Problem statement
Say how many lines contain "промышленников", using only the number.
-- start Data extract --
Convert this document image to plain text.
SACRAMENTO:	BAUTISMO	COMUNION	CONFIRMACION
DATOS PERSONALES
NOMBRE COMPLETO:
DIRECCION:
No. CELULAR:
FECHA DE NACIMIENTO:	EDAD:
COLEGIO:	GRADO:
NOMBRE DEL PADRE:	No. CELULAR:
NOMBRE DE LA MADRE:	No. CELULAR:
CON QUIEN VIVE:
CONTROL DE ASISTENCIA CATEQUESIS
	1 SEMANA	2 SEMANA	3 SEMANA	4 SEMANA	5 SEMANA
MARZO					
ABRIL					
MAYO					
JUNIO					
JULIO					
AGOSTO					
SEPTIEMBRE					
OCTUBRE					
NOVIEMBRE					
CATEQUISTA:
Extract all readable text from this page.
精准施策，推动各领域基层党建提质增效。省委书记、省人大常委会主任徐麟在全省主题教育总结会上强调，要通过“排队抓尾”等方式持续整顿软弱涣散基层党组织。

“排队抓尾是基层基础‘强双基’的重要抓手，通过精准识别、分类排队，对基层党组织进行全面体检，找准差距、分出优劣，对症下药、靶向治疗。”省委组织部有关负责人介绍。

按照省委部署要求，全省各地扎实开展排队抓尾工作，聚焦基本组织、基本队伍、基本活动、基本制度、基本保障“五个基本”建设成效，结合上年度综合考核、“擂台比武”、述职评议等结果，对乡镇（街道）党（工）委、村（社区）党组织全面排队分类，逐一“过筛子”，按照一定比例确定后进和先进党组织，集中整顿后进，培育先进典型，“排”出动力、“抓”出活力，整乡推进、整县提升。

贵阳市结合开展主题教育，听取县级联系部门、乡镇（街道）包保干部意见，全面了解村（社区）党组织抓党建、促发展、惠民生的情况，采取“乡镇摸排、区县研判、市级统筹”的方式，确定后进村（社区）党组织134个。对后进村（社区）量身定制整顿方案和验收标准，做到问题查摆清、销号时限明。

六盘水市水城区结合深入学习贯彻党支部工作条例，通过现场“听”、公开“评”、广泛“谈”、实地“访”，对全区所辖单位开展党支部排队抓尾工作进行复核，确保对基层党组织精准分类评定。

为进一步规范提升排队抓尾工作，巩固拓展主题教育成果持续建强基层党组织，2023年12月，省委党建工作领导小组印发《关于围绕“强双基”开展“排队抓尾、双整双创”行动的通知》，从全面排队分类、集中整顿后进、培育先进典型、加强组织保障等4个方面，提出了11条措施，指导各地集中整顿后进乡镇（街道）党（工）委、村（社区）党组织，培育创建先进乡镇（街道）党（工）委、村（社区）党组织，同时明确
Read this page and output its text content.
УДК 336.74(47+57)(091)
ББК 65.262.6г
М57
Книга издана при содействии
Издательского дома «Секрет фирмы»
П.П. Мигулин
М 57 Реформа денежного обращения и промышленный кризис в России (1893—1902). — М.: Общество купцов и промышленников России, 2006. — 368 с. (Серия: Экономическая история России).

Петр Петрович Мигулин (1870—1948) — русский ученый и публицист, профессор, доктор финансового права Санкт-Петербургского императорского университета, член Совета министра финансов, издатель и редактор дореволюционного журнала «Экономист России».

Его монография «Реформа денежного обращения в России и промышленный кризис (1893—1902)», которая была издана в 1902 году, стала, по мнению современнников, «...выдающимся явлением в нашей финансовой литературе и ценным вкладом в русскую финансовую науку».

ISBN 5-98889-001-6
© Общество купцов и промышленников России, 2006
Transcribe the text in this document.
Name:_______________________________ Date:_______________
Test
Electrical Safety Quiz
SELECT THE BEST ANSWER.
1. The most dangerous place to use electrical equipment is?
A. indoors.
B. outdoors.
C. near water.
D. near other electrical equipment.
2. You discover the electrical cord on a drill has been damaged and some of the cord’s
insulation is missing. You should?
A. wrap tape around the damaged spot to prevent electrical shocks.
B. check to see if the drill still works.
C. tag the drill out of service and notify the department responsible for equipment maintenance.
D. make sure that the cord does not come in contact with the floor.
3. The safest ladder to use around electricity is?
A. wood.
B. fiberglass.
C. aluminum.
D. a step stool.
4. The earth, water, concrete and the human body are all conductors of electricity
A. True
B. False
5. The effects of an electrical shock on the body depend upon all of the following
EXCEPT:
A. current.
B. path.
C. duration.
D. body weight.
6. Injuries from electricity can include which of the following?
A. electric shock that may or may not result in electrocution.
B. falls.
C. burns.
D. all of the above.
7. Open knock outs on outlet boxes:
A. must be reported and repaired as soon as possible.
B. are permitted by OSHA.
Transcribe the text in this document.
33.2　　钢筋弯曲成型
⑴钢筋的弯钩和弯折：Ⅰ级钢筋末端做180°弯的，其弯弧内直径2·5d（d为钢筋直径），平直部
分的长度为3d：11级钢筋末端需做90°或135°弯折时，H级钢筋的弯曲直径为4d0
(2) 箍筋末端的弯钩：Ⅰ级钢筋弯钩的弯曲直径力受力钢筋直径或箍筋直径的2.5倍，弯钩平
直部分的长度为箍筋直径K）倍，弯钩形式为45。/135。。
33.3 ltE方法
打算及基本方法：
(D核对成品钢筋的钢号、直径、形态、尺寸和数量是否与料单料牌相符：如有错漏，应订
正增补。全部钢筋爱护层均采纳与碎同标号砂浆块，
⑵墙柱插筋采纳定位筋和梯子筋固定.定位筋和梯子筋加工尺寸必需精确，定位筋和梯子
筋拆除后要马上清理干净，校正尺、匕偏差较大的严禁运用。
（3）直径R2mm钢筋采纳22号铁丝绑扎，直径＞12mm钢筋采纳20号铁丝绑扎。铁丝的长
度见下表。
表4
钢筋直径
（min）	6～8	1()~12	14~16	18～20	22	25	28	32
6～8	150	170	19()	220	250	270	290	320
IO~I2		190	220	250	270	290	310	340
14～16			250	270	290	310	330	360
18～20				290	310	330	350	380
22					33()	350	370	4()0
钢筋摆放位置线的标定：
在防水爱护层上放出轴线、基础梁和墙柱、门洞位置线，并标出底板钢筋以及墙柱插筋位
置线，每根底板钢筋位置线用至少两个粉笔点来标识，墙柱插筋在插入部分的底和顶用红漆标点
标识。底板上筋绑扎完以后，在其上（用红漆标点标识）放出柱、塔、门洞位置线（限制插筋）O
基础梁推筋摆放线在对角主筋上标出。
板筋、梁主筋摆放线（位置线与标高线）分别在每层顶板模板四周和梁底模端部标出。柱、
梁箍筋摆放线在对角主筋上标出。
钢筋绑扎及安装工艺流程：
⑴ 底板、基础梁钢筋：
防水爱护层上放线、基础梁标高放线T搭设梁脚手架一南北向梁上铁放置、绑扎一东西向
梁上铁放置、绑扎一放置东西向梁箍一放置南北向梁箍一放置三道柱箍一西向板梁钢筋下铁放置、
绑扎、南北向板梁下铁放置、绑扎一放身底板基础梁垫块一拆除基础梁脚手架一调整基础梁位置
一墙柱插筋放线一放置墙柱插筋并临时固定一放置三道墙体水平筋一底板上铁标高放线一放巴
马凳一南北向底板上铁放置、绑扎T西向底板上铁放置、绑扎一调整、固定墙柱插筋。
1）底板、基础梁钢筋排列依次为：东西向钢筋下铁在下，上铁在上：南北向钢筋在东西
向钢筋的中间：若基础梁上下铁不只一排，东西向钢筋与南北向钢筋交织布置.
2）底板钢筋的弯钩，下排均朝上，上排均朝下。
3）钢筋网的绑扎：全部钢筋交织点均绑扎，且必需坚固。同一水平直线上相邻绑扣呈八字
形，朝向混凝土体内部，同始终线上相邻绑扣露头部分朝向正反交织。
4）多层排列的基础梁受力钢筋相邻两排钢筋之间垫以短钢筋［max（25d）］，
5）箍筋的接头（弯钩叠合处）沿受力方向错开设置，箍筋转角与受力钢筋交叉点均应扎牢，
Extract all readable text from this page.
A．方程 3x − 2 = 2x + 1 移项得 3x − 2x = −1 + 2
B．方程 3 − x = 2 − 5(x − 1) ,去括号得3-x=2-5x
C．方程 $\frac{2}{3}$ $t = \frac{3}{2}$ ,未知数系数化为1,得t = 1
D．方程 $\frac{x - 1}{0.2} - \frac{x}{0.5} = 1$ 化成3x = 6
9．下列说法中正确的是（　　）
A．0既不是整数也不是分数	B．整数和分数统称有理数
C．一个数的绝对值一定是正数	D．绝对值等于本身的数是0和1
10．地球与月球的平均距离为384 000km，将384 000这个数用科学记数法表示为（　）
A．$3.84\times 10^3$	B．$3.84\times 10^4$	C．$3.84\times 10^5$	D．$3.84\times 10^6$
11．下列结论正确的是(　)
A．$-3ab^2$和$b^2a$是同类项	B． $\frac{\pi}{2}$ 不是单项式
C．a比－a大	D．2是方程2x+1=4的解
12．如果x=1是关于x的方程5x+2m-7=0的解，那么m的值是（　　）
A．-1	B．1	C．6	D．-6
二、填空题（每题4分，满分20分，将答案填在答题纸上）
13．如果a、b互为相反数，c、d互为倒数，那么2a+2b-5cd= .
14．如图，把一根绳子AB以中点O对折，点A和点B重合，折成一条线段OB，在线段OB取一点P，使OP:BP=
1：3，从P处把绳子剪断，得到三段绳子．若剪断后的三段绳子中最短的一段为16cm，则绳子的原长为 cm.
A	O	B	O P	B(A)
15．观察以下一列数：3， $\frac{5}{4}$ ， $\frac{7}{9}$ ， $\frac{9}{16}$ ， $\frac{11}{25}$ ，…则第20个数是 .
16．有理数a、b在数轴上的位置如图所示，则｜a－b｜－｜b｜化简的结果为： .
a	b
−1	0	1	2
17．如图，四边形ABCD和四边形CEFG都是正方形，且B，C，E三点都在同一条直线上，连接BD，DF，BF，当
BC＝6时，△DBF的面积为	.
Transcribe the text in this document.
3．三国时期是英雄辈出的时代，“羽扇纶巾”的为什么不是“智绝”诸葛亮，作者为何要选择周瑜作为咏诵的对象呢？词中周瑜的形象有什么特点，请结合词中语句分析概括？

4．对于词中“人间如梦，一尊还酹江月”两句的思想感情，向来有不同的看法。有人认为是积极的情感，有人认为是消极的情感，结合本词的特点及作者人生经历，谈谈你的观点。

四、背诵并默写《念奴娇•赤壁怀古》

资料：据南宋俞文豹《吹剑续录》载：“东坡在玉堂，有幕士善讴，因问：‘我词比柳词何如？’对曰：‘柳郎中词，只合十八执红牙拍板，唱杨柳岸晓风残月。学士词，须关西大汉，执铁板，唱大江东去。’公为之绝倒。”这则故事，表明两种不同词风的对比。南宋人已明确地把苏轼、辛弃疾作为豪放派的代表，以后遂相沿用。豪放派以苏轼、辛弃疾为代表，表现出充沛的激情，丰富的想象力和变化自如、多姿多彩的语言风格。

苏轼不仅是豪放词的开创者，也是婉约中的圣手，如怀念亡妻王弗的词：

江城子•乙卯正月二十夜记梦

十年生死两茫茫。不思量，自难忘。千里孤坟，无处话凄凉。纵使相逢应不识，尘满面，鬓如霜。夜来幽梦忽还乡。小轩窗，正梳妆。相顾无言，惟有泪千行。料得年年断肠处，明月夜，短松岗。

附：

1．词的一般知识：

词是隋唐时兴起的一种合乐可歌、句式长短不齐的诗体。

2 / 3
-- end Data extract --
Exercise solution
2